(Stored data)
▬▬▬▬▬▬▬▬▬▬
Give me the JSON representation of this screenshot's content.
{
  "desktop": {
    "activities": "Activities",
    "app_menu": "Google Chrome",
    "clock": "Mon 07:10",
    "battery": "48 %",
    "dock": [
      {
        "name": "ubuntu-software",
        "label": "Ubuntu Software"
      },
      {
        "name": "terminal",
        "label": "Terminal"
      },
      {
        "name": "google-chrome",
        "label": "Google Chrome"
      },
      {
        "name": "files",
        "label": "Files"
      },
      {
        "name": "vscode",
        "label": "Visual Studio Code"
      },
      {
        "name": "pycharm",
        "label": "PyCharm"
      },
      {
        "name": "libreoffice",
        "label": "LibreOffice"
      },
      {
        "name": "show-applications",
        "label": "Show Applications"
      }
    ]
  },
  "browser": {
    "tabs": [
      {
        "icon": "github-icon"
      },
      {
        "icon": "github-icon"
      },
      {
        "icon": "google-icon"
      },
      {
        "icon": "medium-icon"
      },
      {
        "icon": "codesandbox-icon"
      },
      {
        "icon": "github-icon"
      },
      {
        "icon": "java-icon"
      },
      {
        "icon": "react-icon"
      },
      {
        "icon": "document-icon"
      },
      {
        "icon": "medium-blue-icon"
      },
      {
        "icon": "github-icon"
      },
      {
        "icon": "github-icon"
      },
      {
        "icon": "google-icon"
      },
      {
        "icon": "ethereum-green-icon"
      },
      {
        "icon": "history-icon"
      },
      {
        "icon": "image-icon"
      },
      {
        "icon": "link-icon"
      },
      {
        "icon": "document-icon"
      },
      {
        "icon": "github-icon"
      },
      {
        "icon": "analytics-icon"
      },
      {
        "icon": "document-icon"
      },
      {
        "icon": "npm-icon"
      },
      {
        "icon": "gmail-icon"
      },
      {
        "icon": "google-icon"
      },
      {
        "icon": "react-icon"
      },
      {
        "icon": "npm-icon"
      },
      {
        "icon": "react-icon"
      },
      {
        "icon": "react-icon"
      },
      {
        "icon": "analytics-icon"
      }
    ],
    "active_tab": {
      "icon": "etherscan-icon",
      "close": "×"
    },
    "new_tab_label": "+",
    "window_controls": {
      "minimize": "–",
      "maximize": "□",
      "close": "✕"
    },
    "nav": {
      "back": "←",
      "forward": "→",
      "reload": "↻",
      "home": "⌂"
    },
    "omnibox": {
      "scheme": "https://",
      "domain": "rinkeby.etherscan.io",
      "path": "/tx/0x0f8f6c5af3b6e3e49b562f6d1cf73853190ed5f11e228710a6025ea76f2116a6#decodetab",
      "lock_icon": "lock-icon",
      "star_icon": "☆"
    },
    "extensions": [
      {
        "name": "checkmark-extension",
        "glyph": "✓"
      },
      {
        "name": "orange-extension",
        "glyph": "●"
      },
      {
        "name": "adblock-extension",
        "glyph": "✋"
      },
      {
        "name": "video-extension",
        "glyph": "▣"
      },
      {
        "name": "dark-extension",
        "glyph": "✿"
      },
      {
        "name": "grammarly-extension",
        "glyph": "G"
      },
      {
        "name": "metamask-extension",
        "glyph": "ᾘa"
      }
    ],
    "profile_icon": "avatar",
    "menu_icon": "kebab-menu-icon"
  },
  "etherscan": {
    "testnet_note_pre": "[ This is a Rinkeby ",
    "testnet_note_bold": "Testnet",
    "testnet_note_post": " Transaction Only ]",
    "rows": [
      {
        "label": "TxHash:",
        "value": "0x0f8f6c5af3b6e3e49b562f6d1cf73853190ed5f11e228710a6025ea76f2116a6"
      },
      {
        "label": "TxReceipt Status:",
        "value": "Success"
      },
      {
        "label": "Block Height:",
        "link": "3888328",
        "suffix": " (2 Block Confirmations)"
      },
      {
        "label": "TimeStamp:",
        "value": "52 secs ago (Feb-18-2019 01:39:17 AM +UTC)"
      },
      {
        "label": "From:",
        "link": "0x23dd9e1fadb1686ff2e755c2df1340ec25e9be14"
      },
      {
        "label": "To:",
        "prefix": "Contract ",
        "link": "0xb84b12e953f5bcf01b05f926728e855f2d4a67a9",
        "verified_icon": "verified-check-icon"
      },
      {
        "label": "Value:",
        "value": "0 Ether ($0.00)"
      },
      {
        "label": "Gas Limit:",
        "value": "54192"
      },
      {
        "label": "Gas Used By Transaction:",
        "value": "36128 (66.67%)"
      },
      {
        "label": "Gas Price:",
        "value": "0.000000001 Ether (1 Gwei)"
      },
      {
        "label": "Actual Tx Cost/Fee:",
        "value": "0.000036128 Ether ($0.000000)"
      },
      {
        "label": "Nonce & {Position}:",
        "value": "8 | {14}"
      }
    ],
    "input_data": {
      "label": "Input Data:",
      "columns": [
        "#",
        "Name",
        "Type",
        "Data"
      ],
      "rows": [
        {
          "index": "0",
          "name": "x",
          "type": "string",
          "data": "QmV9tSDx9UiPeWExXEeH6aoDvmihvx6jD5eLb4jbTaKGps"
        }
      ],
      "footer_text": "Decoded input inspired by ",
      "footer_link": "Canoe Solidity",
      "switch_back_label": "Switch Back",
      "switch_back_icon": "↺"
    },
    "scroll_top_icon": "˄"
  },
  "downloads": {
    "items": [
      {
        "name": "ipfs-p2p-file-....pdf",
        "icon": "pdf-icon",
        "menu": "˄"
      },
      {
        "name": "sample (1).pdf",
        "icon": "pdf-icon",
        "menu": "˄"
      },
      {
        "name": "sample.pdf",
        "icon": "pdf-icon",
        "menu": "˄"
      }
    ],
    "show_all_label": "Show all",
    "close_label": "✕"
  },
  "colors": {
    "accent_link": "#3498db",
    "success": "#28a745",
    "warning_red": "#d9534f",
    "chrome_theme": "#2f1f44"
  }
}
▬▬▬▬▬▬▬▬▬▬
> Written exercise:
Take the lines above and print them exactly.

> Complete response:
Give me the JSON representation of this screenshot's content.
{
  "desktop": {
    "activities": "Activities",
    "app_menu": "Google Chrome",
    "clock": "Mon 07:10",
    "battery": "48 %",
    "dock": [
      {
        "name": "ubuntu-software",
        "label": "Ubuntu Software"
      },
      {
        "name": "terminal",
        "label": "Terminal"
      },
      {
        "name": "google-chrome",
        "label": "Google Chrome"
      },
      {
        "name": "files",
        "label": "Files"
      },
      {
        "name": "vscode",
        "label": "Visual Studio Code"
      },
      {
        "name": "pycharm",
        "label": "PyCharm"
      },
      {
        "name": "libreoffice",
        "label": "LibreOffice"
      },
      {
        "name": "show-applications",
        "label": "Show Applications"
      }
    ]
  },
  "browser": {
    "tabs": [
      {
        "icon": "github-icon"
      },
      {
        "icon": "github-icon"
      },
      {
        "icon": "google-icon"
      },
      {
        "icon": "medium-icon"
      },
      {
        "icon": "codesandbox-icon"
      },
      {
        "icon": "github-icon"
      },
      {
        "icon": "java-icon"
      },
      {
        "icon": "react-icon"
      },
      {
        "icon": "document-icon"
      },
      {
        "icon": "medium-blue-icon"
      },
      {
        "icon": "github-icon"
      },
      {
        "icon": "github-icon"
      },
      {
        "icon": "google-icon"
      },
      {
        "icon": "ethereum-green-icon"
      },
      {
        "icon": "history-icon"
      },
      {
        "icon": "image-icon"
      },
      {
        "icon": "link-icon"
      },
      {
        "icon": "document-icon"
      },
      {
        "icon": "github-icon"
      },
      {
        "icon": "analytics-icon"
      },
      {
        "icon": "document-icon"
      },
      {
        "icon": "npm-icon"
      },
      {
        "icon": "gmail-icon"
      },
      {
        "icon": "google-icon"
      },
      {
        "icon": "react-icon"
      },
      {
        "icon": "npm-icon"
      },
      {
        "icon": "react-icon"
      },
      {
        "icon": "react-icon"
      },
      {
        "icon": "analytics-icon"
      }
    ],
    "active_tab": {
      "icon": "etherscan-icon",
      "close": "×"
    },
    "new_tab_label": "+",
    "window_controls": {
      "minimize": "–",
      "maximize": "□",
      "close": "✕"
    },
    "nav": {
      "back": "←",
      "forward": "→",
      "reload": "↻",
      "home": "⌂"
    },
    "omnibox": {
      "scheme": "https://",
      "domain": "rinkeby.etherscan.io",
      "path": "/tx/0x0f8f6c5af3b6e3e49b562f6d1cf73853190ed5f11e228710a6025ea76f2116a6#decodetab",
      "lock_icon": "lock-icon",
      "star_icon": "☆"
    },
    "extensions": [
      {
        "name": "checkmark-extension",
        "glyph": "✓"
      },
      {
        "name": "orange-extension",
        "glyph": "●"
      },
      {
        "name": "adblock-extension",
        "glyph": "✋"
      },
      {
        "name": "video-extension",
        "glyph": "▣"
      },
      {
        "name": "dark-extension",
        "glyph": "✿"
      },
      {
        "name": "grammarly-extension",
        "glyph": "G"
      },
      {
        "name": "metamask-extension",
        "glyph": "ᾘa"
      }
    ],
    "profile_icon": "avatar",
    "menu_icon": "kebab-menu-icon"
  },
  "etherscan": {
    "testnet_note_pre": "[ This is a Rinkeby ",
    "testnet_note_bold": "Testnet",
    "testnet_note_post": " Transaction Only ]",
    "rows": [
      {
        "label": "TxHash:",
        "value": "0x0f8f6c5af3b6e3e49b562f6d1cf73853190ed5f11e228710a6025ea76f2116a6"
      },
      {
        "label": "TxReceipt Status:",
        "value": "Success"
      },
      {
        "label": "Block Height:",
        "link": "3888328",
        "suffix": " (2 Block Confirmations)"
      },
      {
        "label": "TimeStamp:",
        "value": "52 secs ago (Feb-18-2019 01:39:17 AM +UTC)"
      },
      {
        "label": "From:",
        "link": "0x23dd9e1fadb1686ff2e755c2df1340ec25e9be14"
      },
      {
        "label": "To:",
        "prefix": "Contract ",
        "link": "0xb84b12e953f5bcf01b05f926728e855f2d4a67a9",
        "verified_icon": "verified-check-icon"
      },
      {
        "label": "Value:",
        "value": "0 Ether ($0.00)"
      },
      {
        "label": "Gas Limit:",
        "value": "54192"
      },
      {
        "label": "Gas Used By Transaction:",
        "value": "36128 (66.67%)"
      },
      {
        "label": "Gas Price:",
        "value": "0.000000001 Ether (1 Gwei)"
      },
      {
        "label": "Actual Tx Cost/Fee:",
        "value": "0.000036128 Ether ($0.000000)"
      },
      {
        "label": "Nonce & {Position}:",
        "value": "8 | {14}"
      }
    ],
    "input_data": {
      "label": "Input Data:",
      "columns": [
        "#",
        "Name",
        "Type",
        "Data"
      ],
      "rows": [
        {
          "index": "0",
          "name": "x",
          "type": "string",
          "data": "QmV9tSDx9UiPeWExXEeH6aoDvmihvx6jD5eLb4jbTaKGps"
        }
      ],
      "footer_text": "Decoded input inspired by ",
      "footer_link": "Canoe Solidity",
      "switch_back_label": "Switch Back",
      "switch_back_icon": "↺"
    },
    "scroll_top_icon": "˄"
  },
  "downloads": {
    "items": [
      {
        "name": "ipfs-p2p-file-....pdf",
        "icon": "pdf-icon",
        "menu": "˄"
      },
      {
        "name": "sample (1).pdf",
        "icon": "pdf-icon",
        "menu": "˄"
      },
      {
        "name": "sample.pdf",
        "icon": "pdf-icon",
        "menu": "˄"
      }
    ],
    "show_all_label": "Show all",
    "close_label": "✕"
  },
  "colors": {
    "accent_link": "#3498db",
    "success": "#28a745",
    "warning_red": "#d9534f",
    "chrome_theme": "#2f1f44"
  }
}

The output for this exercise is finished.